(Collected data entries)
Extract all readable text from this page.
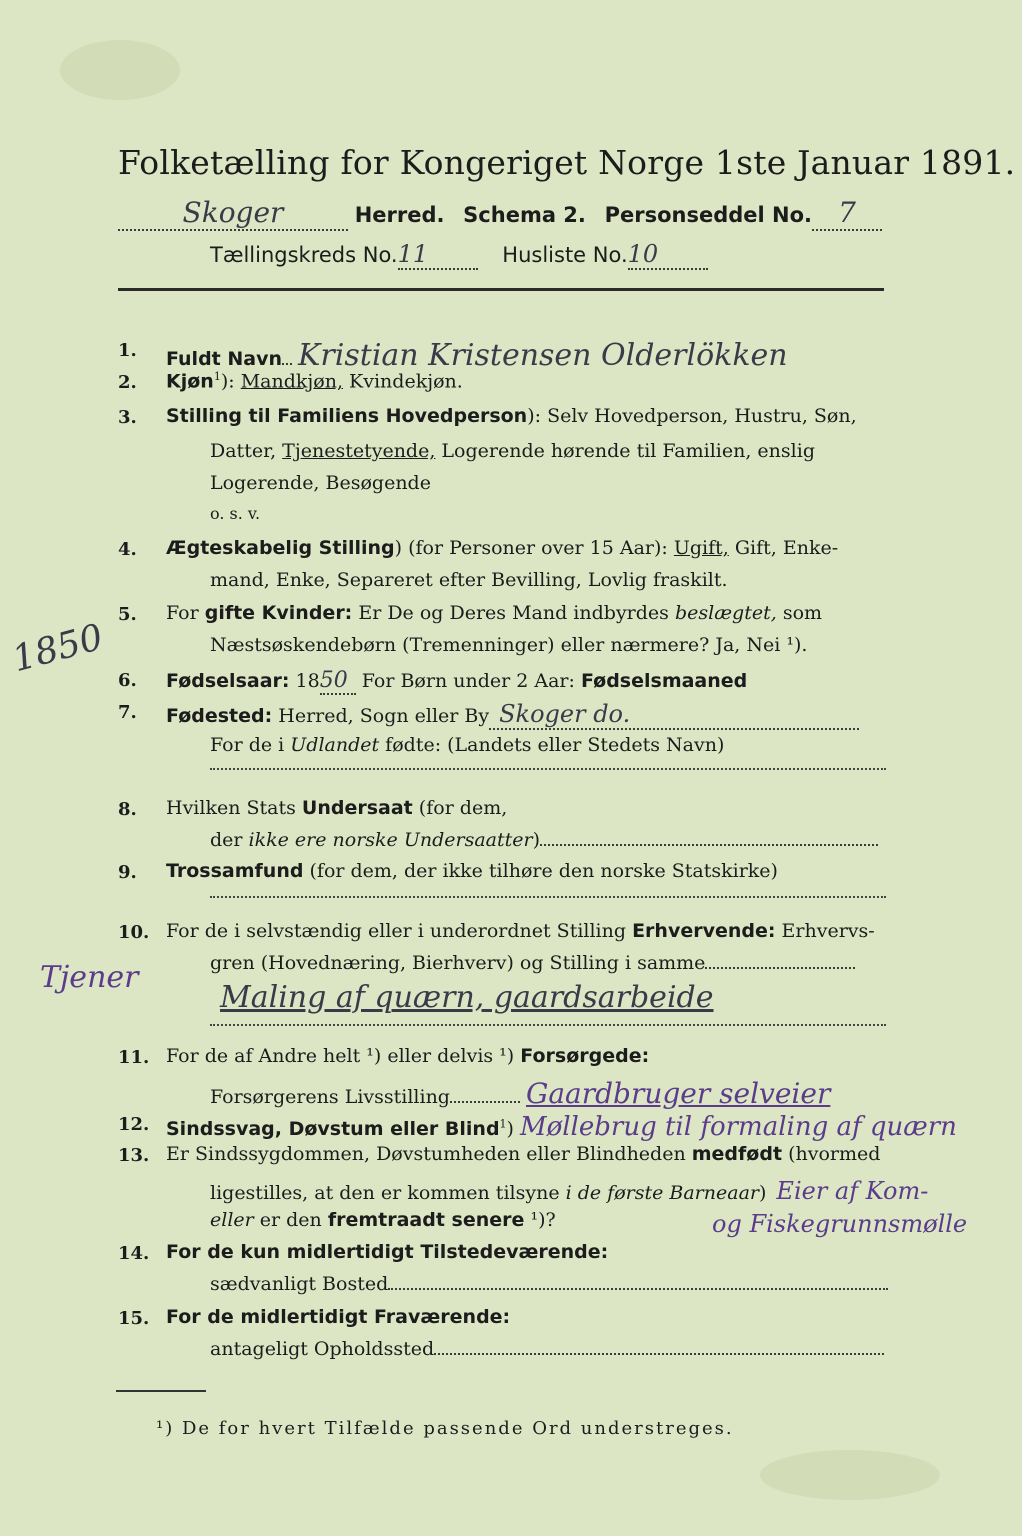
Folketælling for Kongeriget Norge 1ste Januar 1891.
Skoger	Herred. Schema 2. Personseddel No. 7
Tællingskreds No.11	Husliste No.10
1850
Tjener
1. Fuldt Navn Kristian Kristensen Olderlökken
2. Kjøn$^1$): Mandkjøn, Kvindekjøn.
3. Stilling til Familiens Hovedperson): Selv Hovedperson, Hustru, Søn,
Datter, Tjenestetyende, Logerende hørende til Familien, enslig
Logerende, Besøgende
o. s. v.
4. Ægteskabelig Stilling) (for Personer over 15 Aar): Ugift, Gift, Enke-
mand, Enke, Separeret efter Bevilling, Lovlig fraskilt.
5. For gifte Kvinder: Er De og Deres Mand indbyrdes beslægtet, som
Næstsøskendebørn (Tremenninger) eller nærmere? Ja, Nei ¹).
6. Fødselsaar: 1850 For Børn under 2 Aar: Fødselsmaaned
7. Fødested: Herred, Sogn eller By Skoger do.
For de i Udlandet fødte: (Landets eller Stedets Navn)
8. Hvilken Stats Undersaat (for dem,
der ikke ere norske Undersaatter)
9. Trossamfund (for dem, der ikke tilhøre den norske Statskirke)
10. For de i selvstændig eller i underordnet Stilling Erhvervende: Erhvervs-
gren (Hovednæring, Bierhverv) og Stilling i samme
Maling af quærn, gaardsarbeide
11. For de af Andre helt ¹) eller delvis ¹) Forsørgede:
Forsørgerens Livsstilling	Gaardbruger selveier
12. Sindssvag, Døvstum eller Blind$^1$) Møllebrug til formaling af quærn
13. Er Sindssygdommen, Døvstumheden eller Blindheden medfødt (hvormed
ligestilles, at den er kommen tilsyne i de første Barneaar) Eier af Kom-
eller er den fremtraadt senere ¹)?	og Fiskegrunnsmølle
14. For de kun midlertidigt Tilstedeværende:
sædvanligt Bosted
15. For de midlertidigt Fraværende:
antageligt Opholdssted
¹) De for hvert Tilfælde passende Ord understreges.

Problem description = State how many lines of the listing include "Skoger", and nothing more.

Solution for this problem = 2